## START Data listing
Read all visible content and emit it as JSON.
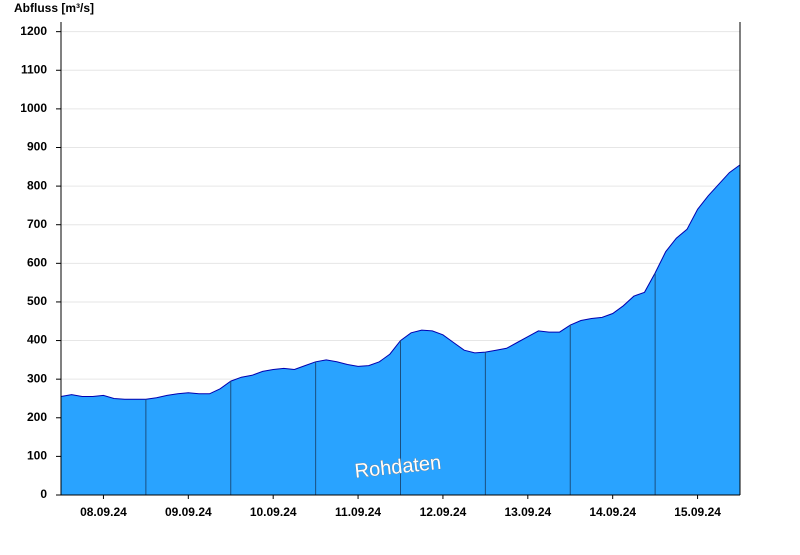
{
  "chart_data": {
    "type": "area",
    "y_label": "Abfluss [m³/s]",
    "annotation": "Rohdaten",
    "xlim": [
      0,
      8
    ],
    "xticks": [
      {
        "value": 0.5,
        "label": "08.09.24"
      },
      {
        "value": 1.5,
        "label": "09.09.24"
      },
      {
        "value": 2.5,
        "label": "10.09.24"
      },
      {
        "value": 3.5,
        "label": "11.09.24"
      },
      {
        "value": 4.5,
        "label": "12.09.24"
      },
      {
        "value": 5.5,
        "label": "13.09.24"
      },
      {
        "value": 6.5,
        "label": "14.09.24"
      },
      {
        "value": 7.5,
        "label": "15.09.24"
      }
    ],
    "ylim": [
      0,
      1225
    ],
    "yticks": [
      0,
      100,
      200,
      300,
      400,
      500,
      600,
      700,
      800,
      900,
      1000,
      1100,
      1200
    ],
    "grid": true,
    "color": "#29a3ff",
    "line_color": "#0000b0",
    "x": [
      0,
      0.125,
      0.25,
      0.375,
      0.5,
      0.625,
      0.75,
      0.875,
      1,
      1.125,
      1.25,
      1.375,
      1.5,
      1.625,
      1.75,
      1.875,
      2,
      2.125,
      2.25,
      2.375,
      2.5,
      2.625,
      2.75,
      2.875,
      3,
      3.125,
      3.25,
      3.375,
      3.5,
      3.625,
      3.75,
      3.875,
      4,
      4.125,
      4.25,
      4.375,
      4.5,
      4.625,
      4.75,
      4.875,
      5,
      5.125,
      5.25,
      5.375,
      5.5,
      5.625,
      5.75,
      5.875,
      6,
      6.125,
      6.25,
      6.375,
      6.5,
      6.625,
      6.75,
      6.875,
      7,
      7.125,
      7.25,
      7.375,
      7.5,
      7.625,
      7.75,
      7.875,
      8
    ],
    "values": [
      255,
      260,
      255,
      255,
      258,
      250,
      248,
      248,
      248,
      252,
      258,
      262,
      265,
      262,
      262,
      275,
      295,
      305,
      310,
      320,
      325,
      328,
      325,
      335,
      345,
      350,
      345,
      338,
      333,
      335,
      345,
      365,
      400,
      420,
      427,
      425,
      415,
      395,
      375,
      368,
      370,
      375,
      380,
      395,
      410,
      425,
      422,
      422,
      440,
      452,
      457,
      460,
      470,
      490,
      515,
      525,
      575,
      630,
      665,
      688,
      740,
      775,
      805,
      835,
      855
    ]
  }
}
## END Data listing
Reproduce each line of the records exactly, and omit every picture.

Read all visible content and emit it as JSON.
{
  "chart_data": {
    "type": "area",
    "y_label": "Abfluss [m³/s]",
    "annotation": "Rohdaten",
    "xlim": [
      0,
      8
    ],
    "xticks": [
      {
        "value": 0.5,
        "label": "08.09.24"
      },
      {
        "value": 1.5,
        "label": "09.09.24"
      },
      {
        "value": 2.5,
        "label": "10.09.24"
      },
      {
        "value": 3.5,
        "label": "11.09.24"
      },
      {
        "value": 4.5,
        "label": "12.09.24"
      },
      {
        "value": 5.5,
        "label": "13.09.24"
      },
      {
        "value": 6.5,
        "label": "14.09.24"
      },
      {
        "value": 7.5,
        "label": "15.09.24"
      }
    ],
    "ylim": [
      0,
      1225
    ],
    "yticks": [
      0,
      100,
      200,
      300,
      400,
      500,
      600,
      700,
      800,
      900,
      1000,
      1100,
      1200
    ],
    "grid": true,
    "color": "#29a3ff",
    "line_color": "#0000b0",
    "x": [
      0,
      0.125,
      0.25,
      0.375,
      0.5,
      0.625,
      0.75,
      0.875,
      1,
      1.125,
      1.25,
      1.375,
      1.5,
      1.625,
      1.75,
      1.875,
      2,
      2.125,
      2.25,
      2.375,
      2.5,
      2.625,
      2.75,
      2.875,
      3,
      3.125,
      3.25,
      3.375,
      3.5,
      3.625,
      3.75,
      3.875,
      4,
      4.125,
      4.25,
      4.375,
      4.5,
      4.625,
      4.75,
      4.875,
      5,
      5.125,
      5.25,
      5.375,
      5.5,
      5.625,
      5.75,
      5.875,
      6,
      6.125,
      6.25,
      6.375,
      6.5,
      6.625,
      6.75,
      6.875,
      7,
      7.125,
      7.25,
      7.375,
      7.5,
      7.625,
      7.75,
      7.875,
      8
    ],
    "values": [
      255,
      260,
      255,
      255,
      258,
      250,
      248,
      248,
      248,
      252,
      258,
      262,
      265,
      262,
      262,
      275,
      295,
      305,
      310,
      320,
      325,
      328,
      325,
      335,
      345,
      350,
      345,
      338,
      333,
      335,
      345,
      365,
      400,
      420,
      427,
      425,
      415,
      395,
      375,
      368,
      370,
      375,
      380,
      395,
      410,
      425,
      422,
      422,
      440,
      452,
      457,
      460,
      470,
      490,
      515,
      525,
      575,
      630,
      665,
      688,
      740,
      775,
      805,
      835,
      855
    ]
  }
}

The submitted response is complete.